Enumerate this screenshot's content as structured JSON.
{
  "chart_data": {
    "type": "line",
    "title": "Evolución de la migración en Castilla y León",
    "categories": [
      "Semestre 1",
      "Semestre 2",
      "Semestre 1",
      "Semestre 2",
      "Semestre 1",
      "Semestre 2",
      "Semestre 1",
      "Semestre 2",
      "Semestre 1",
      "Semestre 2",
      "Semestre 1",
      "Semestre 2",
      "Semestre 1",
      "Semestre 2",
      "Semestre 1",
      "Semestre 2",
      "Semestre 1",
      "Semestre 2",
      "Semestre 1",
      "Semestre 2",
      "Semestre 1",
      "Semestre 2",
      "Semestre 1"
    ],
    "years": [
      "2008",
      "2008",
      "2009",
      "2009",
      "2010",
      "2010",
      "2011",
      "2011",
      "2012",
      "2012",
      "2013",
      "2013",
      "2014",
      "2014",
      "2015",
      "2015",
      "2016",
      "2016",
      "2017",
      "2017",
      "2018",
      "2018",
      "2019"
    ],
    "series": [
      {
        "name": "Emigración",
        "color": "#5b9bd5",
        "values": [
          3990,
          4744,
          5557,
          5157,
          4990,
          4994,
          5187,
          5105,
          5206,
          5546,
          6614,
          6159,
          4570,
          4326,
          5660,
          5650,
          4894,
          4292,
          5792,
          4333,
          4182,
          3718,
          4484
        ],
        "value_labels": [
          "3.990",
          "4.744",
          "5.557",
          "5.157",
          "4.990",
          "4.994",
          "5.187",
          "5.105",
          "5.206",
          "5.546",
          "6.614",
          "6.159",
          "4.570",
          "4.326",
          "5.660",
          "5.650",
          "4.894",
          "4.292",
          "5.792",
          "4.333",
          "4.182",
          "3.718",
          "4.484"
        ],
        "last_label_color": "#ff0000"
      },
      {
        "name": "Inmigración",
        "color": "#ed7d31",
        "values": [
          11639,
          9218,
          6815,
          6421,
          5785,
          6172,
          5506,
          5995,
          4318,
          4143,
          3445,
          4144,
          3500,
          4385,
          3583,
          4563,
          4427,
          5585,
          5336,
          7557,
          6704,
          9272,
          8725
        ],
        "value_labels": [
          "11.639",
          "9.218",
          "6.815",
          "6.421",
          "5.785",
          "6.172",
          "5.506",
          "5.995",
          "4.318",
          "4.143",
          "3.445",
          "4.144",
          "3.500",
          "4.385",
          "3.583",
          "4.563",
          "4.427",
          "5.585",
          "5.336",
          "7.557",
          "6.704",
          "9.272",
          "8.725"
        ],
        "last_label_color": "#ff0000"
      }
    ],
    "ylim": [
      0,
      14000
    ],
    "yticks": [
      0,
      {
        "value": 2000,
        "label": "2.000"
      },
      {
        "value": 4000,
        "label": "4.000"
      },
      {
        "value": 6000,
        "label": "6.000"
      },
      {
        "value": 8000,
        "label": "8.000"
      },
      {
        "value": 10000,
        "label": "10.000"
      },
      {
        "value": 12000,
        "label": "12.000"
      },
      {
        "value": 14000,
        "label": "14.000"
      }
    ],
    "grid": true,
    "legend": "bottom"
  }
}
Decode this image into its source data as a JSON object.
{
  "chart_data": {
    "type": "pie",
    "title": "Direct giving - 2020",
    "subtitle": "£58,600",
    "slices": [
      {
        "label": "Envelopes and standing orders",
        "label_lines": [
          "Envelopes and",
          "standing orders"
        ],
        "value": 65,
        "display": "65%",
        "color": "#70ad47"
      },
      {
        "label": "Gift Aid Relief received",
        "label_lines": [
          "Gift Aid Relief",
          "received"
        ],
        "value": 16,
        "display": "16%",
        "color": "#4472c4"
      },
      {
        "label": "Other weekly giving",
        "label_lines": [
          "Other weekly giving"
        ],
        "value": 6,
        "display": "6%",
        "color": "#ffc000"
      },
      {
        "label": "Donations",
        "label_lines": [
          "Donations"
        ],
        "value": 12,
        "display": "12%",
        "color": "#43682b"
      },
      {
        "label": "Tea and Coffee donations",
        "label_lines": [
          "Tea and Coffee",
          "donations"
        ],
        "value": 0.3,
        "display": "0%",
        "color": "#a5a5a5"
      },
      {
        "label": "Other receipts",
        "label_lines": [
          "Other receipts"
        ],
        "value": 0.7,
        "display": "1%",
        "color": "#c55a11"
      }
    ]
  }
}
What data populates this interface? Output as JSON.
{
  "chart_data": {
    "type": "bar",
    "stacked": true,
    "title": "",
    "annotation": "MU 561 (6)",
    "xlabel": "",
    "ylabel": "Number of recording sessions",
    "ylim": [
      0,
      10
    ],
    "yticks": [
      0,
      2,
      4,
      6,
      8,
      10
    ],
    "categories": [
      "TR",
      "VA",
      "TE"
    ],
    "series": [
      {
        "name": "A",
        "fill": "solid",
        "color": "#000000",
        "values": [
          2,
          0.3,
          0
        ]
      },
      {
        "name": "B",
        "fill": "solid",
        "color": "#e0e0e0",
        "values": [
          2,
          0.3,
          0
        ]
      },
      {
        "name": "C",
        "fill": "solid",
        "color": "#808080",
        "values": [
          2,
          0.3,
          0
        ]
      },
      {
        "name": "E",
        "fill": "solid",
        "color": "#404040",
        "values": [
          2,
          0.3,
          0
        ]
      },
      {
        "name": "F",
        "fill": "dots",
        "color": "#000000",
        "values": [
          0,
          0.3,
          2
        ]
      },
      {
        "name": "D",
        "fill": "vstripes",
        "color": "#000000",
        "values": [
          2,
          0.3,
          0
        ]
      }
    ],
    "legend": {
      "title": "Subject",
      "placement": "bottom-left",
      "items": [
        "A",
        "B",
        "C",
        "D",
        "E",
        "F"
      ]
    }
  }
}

Exercise brief:
Gather every line from the listing above in which "this" appears, and copy those lines.

Full output:
Enumerate this screenshot's content as structured JSON.
Decode this image into its source data as a JSON object.
What data populates this interface? Output as JSON.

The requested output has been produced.